Saved entries:
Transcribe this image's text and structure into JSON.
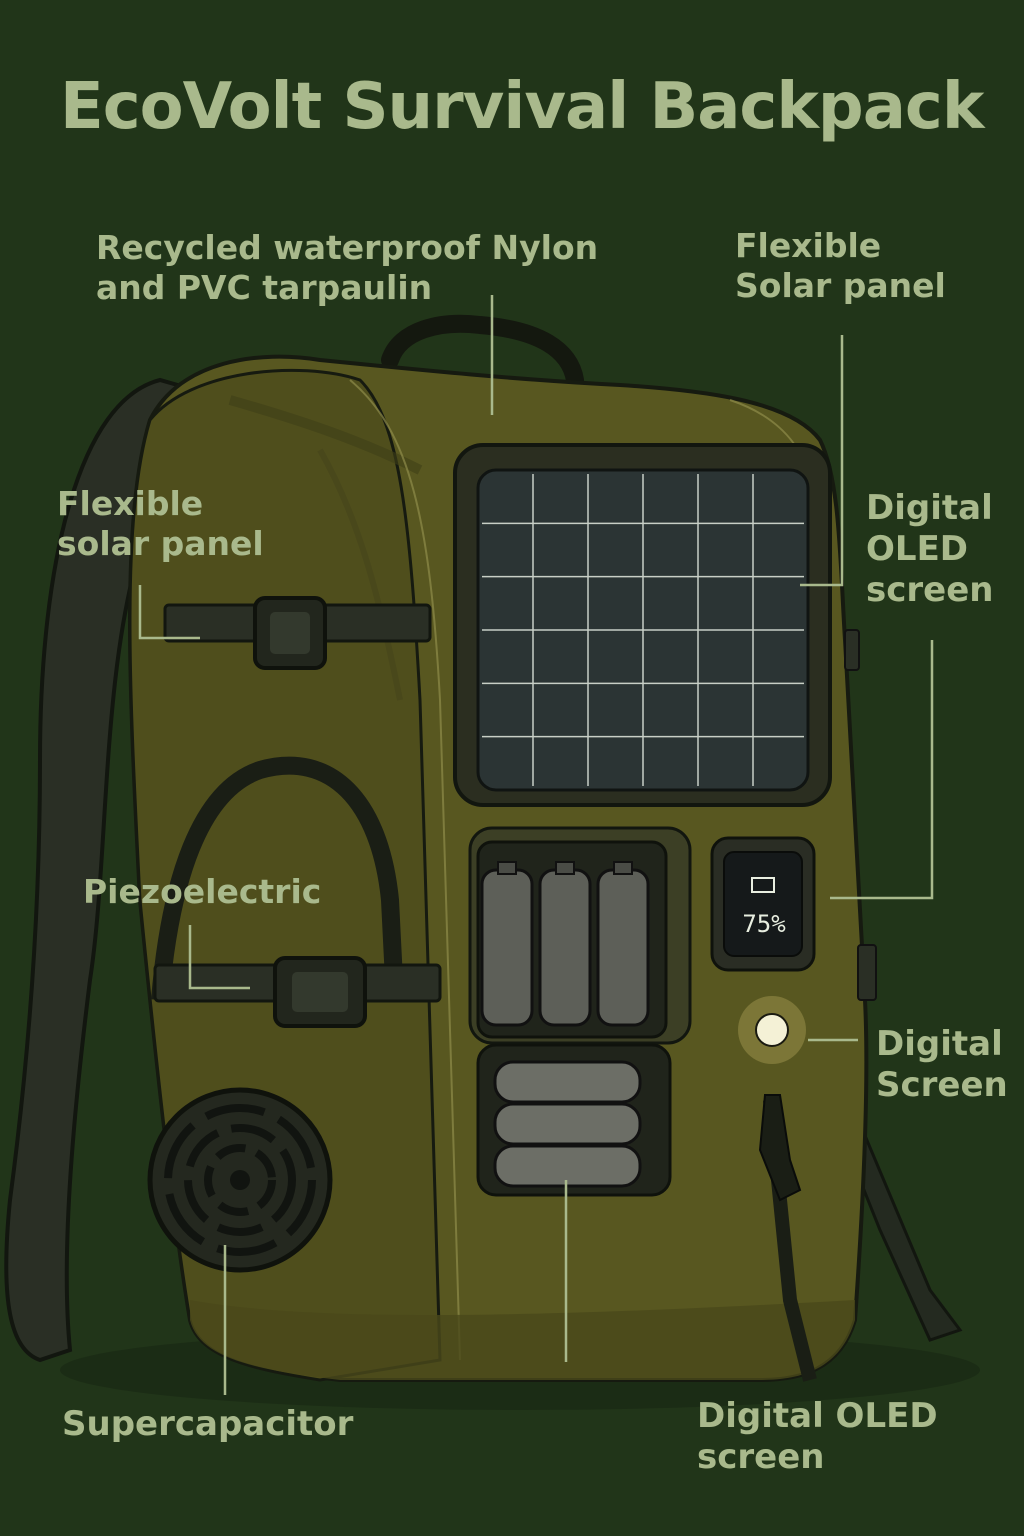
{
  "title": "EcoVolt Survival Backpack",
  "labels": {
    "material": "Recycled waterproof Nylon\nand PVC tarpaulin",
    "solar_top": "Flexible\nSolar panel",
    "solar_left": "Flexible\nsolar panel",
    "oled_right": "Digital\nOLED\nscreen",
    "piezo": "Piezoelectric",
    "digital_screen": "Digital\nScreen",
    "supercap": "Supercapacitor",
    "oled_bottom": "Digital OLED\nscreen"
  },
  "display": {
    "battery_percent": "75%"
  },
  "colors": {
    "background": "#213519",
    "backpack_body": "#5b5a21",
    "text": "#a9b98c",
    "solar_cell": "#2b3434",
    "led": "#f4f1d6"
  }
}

#### [Work instructions]
Repeat each entry precisely as it appears. Leave the pictures out.

#### [Exercise answer]
Transcribe this image's text and structure into JSON.
{
  "title": "EcoVolt Survival Backpack",
  "labels": {
    "material": "Recycled waterproof Nylon\nand PVC tarpaulin",
    "solar_top": "Flexible\nSolar panel",
    "solar_left": "Flexible\nsolar panel",
    "oled_right": "Digital\nOLED\nscreen",
    "piezo": "Piezoelectric",
    "digital_screen": "Digital\nScreen",
    "supercap": "Supercapacitor",
    "oled_bottom": "Digital OLED\nscreen"
  },
  "display": {
    "battery_percent": "75%"
  },
  "colors": {
    "background": "#213519",
    "backpack_body": "#5b5a21",
    "text": "#a9b98c",
    "solar_cell": "#2b3434",
    "led": "#f4f1d6"
  }
}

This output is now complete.